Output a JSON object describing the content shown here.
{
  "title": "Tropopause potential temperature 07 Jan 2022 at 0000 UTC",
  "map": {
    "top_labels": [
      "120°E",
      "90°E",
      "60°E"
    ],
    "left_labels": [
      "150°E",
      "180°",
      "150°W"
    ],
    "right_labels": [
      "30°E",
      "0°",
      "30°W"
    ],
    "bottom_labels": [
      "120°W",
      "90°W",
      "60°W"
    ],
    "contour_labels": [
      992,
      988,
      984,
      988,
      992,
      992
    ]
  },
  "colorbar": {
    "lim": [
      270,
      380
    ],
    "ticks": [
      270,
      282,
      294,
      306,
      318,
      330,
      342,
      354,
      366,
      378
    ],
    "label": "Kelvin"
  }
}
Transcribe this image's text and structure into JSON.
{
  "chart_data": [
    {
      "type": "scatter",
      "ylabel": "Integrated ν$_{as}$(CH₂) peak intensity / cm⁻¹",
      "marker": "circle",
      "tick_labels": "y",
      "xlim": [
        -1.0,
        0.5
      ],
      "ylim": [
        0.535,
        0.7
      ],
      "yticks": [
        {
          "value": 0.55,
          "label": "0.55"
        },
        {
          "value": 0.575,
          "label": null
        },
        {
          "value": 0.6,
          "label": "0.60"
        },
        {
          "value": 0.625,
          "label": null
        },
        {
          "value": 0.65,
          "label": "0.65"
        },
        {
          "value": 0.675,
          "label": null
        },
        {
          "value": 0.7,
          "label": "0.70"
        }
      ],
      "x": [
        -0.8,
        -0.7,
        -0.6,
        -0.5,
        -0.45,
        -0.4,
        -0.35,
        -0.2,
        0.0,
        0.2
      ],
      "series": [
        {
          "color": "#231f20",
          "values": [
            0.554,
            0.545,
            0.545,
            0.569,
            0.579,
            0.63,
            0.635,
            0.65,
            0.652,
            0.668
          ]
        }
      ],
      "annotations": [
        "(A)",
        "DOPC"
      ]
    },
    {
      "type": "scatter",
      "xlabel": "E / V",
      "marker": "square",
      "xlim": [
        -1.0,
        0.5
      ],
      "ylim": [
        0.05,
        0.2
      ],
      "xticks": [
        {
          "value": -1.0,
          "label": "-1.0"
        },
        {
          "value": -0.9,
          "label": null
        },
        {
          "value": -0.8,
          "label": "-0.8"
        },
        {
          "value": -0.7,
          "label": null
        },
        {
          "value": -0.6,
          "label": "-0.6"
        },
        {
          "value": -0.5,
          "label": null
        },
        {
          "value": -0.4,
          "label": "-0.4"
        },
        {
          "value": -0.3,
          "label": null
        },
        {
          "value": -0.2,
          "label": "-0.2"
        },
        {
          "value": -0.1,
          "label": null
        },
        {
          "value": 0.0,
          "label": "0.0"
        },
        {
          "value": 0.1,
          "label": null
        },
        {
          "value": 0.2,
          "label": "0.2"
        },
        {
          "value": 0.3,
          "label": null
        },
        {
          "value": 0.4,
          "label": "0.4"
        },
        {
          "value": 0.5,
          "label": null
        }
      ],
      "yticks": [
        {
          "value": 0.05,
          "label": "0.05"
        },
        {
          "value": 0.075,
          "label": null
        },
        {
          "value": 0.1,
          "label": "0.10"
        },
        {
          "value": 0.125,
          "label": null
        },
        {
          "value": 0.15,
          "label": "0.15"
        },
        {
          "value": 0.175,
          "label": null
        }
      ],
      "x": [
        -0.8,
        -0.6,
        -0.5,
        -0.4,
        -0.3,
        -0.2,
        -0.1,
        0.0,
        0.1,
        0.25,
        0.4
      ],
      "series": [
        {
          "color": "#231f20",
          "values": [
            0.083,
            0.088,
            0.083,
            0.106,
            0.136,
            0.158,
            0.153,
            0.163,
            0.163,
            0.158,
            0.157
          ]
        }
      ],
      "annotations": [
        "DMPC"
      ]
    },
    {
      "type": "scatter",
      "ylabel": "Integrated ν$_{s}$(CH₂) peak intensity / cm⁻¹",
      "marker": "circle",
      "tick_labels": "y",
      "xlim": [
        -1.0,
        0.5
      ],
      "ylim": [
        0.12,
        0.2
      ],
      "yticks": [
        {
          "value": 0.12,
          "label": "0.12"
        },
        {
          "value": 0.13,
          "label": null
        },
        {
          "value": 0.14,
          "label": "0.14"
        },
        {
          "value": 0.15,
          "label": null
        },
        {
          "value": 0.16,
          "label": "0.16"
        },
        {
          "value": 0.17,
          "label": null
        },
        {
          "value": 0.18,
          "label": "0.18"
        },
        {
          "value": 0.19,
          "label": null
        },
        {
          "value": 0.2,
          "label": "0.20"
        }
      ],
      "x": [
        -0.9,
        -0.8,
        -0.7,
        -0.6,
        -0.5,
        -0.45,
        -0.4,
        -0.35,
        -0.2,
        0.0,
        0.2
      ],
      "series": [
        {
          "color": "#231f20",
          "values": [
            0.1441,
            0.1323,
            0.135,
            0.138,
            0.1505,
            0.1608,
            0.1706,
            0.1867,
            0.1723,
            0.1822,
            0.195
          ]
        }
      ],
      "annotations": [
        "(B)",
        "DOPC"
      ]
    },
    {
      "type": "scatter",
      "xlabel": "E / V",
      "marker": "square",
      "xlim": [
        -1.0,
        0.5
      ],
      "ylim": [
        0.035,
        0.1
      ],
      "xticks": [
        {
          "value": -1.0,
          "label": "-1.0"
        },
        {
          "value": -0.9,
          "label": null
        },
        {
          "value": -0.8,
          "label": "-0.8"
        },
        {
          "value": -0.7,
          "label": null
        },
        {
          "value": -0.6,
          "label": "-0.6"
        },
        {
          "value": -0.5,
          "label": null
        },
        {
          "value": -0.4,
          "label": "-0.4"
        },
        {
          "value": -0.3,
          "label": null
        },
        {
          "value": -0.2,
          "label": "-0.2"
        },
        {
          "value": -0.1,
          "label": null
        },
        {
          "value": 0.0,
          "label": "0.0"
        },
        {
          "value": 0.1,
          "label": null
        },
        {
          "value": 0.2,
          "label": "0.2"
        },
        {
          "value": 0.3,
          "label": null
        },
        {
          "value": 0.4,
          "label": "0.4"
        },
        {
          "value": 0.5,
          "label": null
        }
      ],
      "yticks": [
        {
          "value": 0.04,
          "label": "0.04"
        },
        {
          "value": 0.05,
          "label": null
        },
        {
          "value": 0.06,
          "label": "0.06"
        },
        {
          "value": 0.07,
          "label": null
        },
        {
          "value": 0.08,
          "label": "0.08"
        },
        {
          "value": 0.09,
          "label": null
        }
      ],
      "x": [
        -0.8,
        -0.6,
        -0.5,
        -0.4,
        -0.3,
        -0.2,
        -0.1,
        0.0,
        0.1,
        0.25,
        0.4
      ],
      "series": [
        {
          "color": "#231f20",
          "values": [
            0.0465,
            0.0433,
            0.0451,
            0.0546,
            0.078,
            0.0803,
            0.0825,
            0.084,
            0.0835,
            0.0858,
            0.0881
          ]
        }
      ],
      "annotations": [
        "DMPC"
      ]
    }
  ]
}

------------------------

Copy out every line from the records that has the word "peak".

      "ylabel": "Integrated ν$_{as}$(CH₂) peak intensity / cm⁻¹",
      "ylabel": "Integrated ν$_{s}$(CH₂) peak intensity / cm⁻¹",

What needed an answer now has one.